Ejercicio escrito |
Escribe otra vez las filas desde la primera hasta la que contiene "x-tick-label: 60 <box>175 485 193 501</box>", las dos incluidas. Renombra "oscillogram-point" como "data-point" y deja todo lo demás igual.

Datos |

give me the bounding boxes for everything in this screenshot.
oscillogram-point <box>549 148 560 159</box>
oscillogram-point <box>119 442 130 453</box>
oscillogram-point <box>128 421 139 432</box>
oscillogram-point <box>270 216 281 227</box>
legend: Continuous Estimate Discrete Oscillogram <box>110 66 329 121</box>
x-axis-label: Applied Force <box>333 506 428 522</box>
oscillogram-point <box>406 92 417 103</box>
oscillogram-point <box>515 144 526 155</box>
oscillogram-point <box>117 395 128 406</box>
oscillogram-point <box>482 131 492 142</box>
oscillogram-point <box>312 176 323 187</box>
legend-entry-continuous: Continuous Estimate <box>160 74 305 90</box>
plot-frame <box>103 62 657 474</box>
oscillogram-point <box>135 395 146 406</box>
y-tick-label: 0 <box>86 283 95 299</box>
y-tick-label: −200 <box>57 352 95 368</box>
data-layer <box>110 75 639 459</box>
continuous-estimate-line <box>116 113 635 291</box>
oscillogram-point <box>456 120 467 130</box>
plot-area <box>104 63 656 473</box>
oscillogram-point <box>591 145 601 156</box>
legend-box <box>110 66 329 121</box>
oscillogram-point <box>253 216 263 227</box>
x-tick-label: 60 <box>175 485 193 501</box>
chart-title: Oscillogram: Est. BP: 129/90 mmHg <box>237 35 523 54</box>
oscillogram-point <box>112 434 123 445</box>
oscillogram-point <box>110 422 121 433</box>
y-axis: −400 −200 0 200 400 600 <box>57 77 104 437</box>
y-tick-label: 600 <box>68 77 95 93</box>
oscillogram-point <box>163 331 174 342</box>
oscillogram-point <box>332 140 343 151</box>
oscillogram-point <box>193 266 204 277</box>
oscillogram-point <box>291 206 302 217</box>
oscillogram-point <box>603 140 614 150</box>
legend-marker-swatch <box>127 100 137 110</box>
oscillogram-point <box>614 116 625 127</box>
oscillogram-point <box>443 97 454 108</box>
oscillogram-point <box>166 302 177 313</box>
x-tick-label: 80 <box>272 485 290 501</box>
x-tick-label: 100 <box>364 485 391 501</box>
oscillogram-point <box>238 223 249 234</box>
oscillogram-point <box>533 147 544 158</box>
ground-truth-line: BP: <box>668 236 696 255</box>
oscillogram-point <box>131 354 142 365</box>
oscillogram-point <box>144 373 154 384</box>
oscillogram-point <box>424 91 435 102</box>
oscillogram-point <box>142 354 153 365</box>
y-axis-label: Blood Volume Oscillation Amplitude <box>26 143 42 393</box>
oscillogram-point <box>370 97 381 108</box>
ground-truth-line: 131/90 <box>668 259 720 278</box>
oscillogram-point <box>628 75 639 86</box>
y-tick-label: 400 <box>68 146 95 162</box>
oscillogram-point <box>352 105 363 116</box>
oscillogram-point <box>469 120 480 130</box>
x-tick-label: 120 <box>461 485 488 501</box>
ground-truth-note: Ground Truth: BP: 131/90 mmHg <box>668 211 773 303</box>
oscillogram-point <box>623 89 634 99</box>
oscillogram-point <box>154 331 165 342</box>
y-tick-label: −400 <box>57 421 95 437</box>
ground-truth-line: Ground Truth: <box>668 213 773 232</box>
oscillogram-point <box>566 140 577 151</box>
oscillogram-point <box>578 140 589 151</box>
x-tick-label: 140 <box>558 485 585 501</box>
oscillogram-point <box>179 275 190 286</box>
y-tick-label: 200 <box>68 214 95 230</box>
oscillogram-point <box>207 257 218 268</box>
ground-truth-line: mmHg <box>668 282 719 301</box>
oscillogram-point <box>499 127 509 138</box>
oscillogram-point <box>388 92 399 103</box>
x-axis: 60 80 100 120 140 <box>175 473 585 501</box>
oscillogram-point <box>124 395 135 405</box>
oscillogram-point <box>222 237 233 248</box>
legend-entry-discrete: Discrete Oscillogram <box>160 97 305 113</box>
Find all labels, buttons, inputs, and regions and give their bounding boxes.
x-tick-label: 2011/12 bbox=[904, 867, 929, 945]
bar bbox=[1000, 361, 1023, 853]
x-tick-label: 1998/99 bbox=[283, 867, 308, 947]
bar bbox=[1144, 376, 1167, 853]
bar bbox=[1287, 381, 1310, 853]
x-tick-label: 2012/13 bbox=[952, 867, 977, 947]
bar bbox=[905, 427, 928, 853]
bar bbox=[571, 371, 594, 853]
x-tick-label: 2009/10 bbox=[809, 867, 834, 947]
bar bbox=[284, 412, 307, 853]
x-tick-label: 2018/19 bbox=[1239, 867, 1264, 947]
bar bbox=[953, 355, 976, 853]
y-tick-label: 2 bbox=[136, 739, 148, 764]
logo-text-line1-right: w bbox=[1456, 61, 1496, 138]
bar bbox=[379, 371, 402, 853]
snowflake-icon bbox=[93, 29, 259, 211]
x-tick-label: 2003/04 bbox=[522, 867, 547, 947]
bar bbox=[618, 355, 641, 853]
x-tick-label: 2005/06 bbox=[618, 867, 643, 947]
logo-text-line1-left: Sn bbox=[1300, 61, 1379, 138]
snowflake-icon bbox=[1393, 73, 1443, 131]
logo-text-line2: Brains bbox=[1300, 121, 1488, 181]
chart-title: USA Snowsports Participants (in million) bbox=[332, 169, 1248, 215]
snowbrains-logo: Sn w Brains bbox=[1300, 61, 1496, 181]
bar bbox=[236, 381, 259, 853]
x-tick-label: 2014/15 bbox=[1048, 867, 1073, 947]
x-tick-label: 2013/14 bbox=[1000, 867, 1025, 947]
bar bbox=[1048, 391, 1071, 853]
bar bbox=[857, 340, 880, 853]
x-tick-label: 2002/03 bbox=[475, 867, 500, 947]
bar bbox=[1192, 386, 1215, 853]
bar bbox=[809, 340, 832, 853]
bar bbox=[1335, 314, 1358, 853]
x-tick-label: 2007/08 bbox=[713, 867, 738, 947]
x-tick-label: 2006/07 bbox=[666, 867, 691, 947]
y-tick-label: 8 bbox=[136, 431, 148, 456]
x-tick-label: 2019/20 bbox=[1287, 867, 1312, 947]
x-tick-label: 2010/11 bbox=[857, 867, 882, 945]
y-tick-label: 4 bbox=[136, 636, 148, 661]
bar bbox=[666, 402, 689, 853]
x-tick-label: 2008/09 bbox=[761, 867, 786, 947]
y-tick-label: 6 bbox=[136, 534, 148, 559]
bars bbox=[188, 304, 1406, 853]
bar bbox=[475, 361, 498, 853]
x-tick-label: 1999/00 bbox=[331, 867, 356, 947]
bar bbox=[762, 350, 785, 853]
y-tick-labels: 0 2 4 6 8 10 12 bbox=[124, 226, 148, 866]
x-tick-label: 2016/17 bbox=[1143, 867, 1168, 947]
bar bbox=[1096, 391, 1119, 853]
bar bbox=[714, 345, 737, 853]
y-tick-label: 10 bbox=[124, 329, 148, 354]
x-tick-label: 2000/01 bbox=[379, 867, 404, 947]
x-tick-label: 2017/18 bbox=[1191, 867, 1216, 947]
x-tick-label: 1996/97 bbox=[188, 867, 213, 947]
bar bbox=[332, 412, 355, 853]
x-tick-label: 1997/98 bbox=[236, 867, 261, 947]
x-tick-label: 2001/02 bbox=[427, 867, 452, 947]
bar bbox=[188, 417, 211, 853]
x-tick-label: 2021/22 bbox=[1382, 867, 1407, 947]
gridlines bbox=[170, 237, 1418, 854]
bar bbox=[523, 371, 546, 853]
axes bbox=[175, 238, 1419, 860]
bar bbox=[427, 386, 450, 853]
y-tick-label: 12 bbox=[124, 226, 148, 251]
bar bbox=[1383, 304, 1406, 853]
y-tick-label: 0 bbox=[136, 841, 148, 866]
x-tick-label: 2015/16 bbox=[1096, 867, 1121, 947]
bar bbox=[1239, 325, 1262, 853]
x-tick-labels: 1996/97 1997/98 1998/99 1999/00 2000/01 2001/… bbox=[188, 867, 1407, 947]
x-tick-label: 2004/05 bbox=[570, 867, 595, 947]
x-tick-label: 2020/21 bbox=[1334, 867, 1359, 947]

Tarea resuelta |
give me the bounding boxes for everything in this screenshot.
data-point <box>549 148 560 159</box>
data-point <box>119 442 130 453</box>
data-point <box>128 421 139 432</box>
data-point <box>270 216 281 227</box>
legend: Continuous Estimate Discrete Oscillogram <box>110 66 329 121</box>
x-axis-label: Applied Force <box>333 506 428 522</box>
data-point <box>406 92 417 103</box>
data-point <box>515 144 526 155</box>
data-point <box>117 395 128 406</box>
data-point <box>482 131 492 142</box>
data-point <box>312 176 323 187</box>
legend-entry-continuous: Continuous Estimate <box>160 74 305 90</box>
plot-frame <box>103 62 657 474</box>
data-point <box>135 395 146 406</box>
y-tick-label: 0 <box>86 283 95 299</box>
y-tick-label: −200 <box>57 352 95 368</box>
data-layer <box>110 75 639 459</box>
continuous-estimate-line <box>116 113 635 291</box>
data-point <box>456 120 467 130</box>
plot-area <box>104 63 656 473</box>
data-point <box>591 145 601 156</box>
legend-box <box>110 66 329 121</box>
data-point <box>253 216 263 227</box>
x-tick-label: 60 <box>175 485 193 501</box>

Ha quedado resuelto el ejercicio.